REQUIRED TASK — Copy out the records precisely, omitting pictures.

Extracted records

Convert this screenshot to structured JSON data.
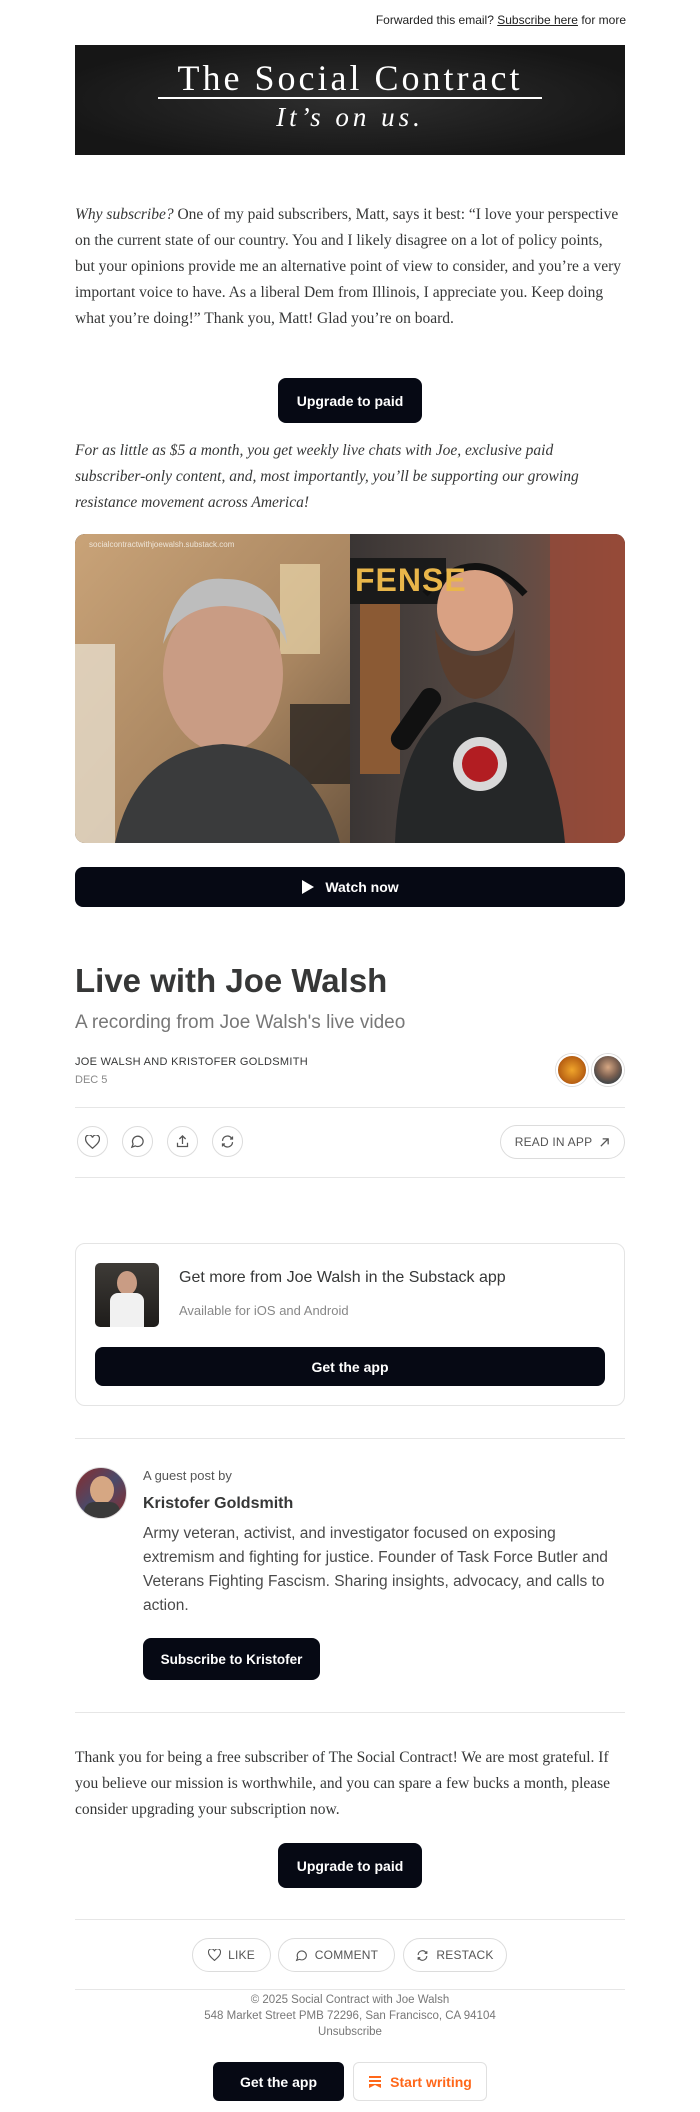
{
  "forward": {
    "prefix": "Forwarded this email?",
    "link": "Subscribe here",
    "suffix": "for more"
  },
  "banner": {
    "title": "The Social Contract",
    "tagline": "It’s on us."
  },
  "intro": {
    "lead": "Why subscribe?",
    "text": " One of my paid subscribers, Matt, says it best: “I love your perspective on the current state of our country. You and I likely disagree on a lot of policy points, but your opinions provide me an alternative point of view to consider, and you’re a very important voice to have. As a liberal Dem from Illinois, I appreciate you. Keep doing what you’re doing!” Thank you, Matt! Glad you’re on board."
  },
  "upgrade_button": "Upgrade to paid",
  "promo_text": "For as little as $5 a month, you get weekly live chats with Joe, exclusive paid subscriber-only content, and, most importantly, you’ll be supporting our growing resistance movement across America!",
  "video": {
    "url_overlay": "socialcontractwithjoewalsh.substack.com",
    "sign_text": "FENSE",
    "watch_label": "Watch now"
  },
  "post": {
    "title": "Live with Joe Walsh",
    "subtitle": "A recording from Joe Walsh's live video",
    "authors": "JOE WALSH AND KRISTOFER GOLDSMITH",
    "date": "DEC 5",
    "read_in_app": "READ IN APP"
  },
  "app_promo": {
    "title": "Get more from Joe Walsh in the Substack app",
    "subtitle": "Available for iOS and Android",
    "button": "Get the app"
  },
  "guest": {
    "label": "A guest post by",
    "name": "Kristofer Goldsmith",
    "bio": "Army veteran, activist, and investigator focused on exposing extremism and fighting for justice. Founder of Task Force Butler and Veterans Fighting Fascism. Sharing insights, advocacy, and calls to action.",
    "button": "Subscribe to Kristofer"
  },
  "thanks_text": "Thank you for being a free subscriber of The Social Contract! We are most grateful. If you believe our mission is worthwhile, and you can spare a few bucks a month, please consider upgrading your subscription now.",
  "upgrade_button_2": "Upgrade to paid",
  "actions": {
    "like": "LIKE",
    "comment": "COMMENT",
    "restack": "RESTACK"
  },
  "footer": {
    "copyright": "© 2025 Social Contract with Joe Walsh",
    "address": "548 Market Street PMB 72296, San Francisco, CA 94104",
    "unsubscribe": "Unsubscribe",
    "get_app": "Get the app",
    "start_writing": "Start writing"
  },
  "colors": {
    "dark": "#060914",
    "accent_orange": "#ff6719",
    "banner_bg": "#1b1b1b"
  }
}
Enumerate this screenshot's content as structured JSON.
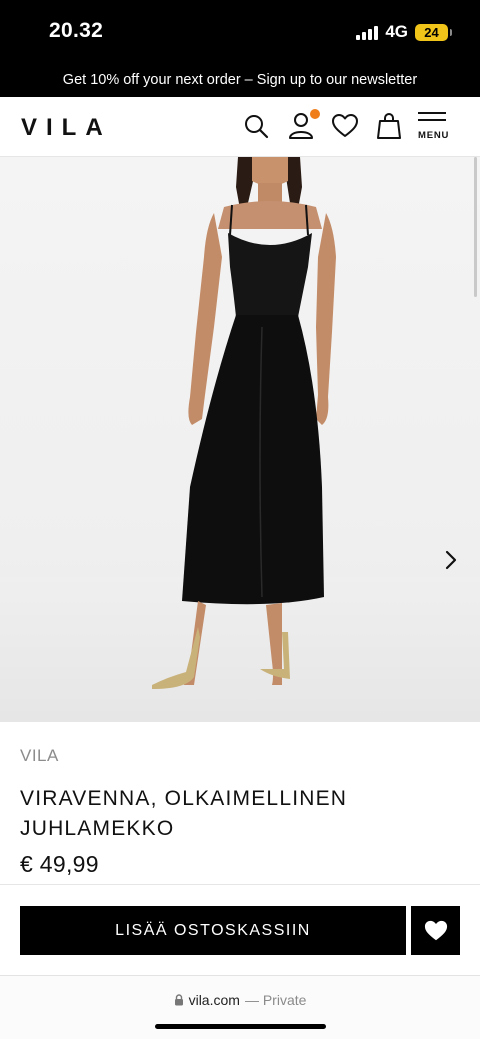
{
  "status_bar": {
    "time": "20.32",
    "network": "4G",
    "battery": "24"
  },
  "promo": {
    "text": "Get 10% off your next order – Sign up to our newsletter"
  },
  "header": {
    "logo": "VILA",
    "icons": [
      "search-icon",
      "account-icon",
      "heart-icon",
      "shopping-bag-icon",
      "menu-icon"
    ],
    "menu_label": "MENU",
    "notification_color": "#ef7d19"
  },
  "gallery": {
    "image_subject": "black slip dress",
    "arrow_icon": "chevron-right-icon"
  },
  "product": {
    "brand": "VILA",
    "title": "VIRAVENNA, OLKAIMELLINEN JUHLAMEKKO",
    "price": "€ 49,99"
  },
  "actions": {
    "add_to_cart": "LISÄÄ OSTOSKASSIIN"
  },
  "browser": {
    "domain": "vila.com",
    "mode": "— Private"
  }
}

ANSWER TO THE TASK —
Convert this screenshot to structured JSON data.
{
  "forward": {
    "prefix": "Forwarded this email?",
    "link": "Subscribe here",
    "suffix": "for more"
  },
  "banner": {
    "title": "The Social Contract",
    "tagline": "It’s on us."
  },
  "intro": {
    "lead": "Why subscribe?",
    "text": " One of my paid subscribers, Matt, says it best: “I love your perspective on the current state of our country. You and I likely disagree on a lot of policy points, but your opinions provide me an alternative point of view to consider, and you’re a very important voice to have. As a liberal Dem from Illinois, I appreciate you. Keep doing what you’re doing!” Thank you, Matt! Glad you’re on board."
  },
  "upgrade_button": "Upgrade to paid",
  "promo_text": "For as little as $5 a month, you get weekly live chats with Joe, exclusive paid subscriber-only content, and, most importantly, you’ll be supporting our growing resistance movement across America!",
  "video": {
    "url_overlay": "socialcontractwithjoewalsh.substack.com",
    "sign_text": "FENSE",
    "watch_label": "Watch now"
  },
  "post": {
    "title": "Live with Joe Walsh",
    "subtitle": "A recording from Joe Walsh's live video",
    "authors": "JOE WALSH AND KRISTOFER GOLDSMITH",
    "date": "DEC 5",
    "read_in_app": "READ IN APP"
  },
  "app_promo": {
    "title": "Get more from Joe Walsh in the Substack app",
    "subtitle": "Available for iOS and Android",
    "button": "Get the app"
  },
  "guest": {
    "label": "A guest post by",
    "name": "Kristofer Goldsmith",
    "bio": "Army veteran, activist, and investigator focused on exposing extremism and fighting for justice. Founder of Task Force Butler and Veterans Fighting Fascism. Sharing insights, advocacy, and calls to action.",
    "button": "Subscribe to Kristofer"
  },
  "thanks_text": "Thank you for being a free subscriber of The Social Contract! We are most grateful. If you believe our mission is worthwhile, and you can spare a few bucks a month, please consider upgrading your subscription now.",
  "upgrade_button_2": "Upgrade to paid",
  "actions": {
    "like": "LIKE",
    "comment": "COMMENT",
    "restack": "RESTACK"
  },
  "footer": {
    "copyright": "© 2025 Social Contract with Joe Walsh",
    "address": "548 Market Street PMB 72296, San Francisco, CA 94104",
    "unsubscribe": "Unsubscribe",
    "get_app": "Get the app",
    "start_writing": "Start writing"
  },
  "colors": {
    "dark": "#060914",
    "accent_orange": "#ff6719",
    "banner_bg": "#1b1b1b"
  }
}
Enumerate this screenshot's content as structured JSON.
{
  "status_bar": {
    "time": "20.32",
    "network": "4G",
    "battery": "24"
  },
  "promo": {
    "text": "Get 10% off your next order – Sign up to our newsletter"
  },
  "header": {
    "logo": "VILA",
    "icons": [
      "search-icon",
      "account-icon",
      "heart-icon",
      "shopping-bag-icon",
      "menu-icon"
    ],
    "menu_label": "MENU",
    "notification_color": "#ef7d19"
  },
  "gallery": {
    "image_subject": "black slip dress",
    "arrow_icon": "chevron-right-icon"
  },
  "product": {
    "brand": "VILA",
    "title": "VIRAVENNA, OLKAIMELLINEN JUHLAMEKKO",
    "price": "€ 49,99"
  },
  "actions": {
    "add_to_cart": "LISÄÄ OSTOSKASSIIN"
  },
  "browser": {
    "domain": "vila.com",
    "mode": "— Private"
  }
}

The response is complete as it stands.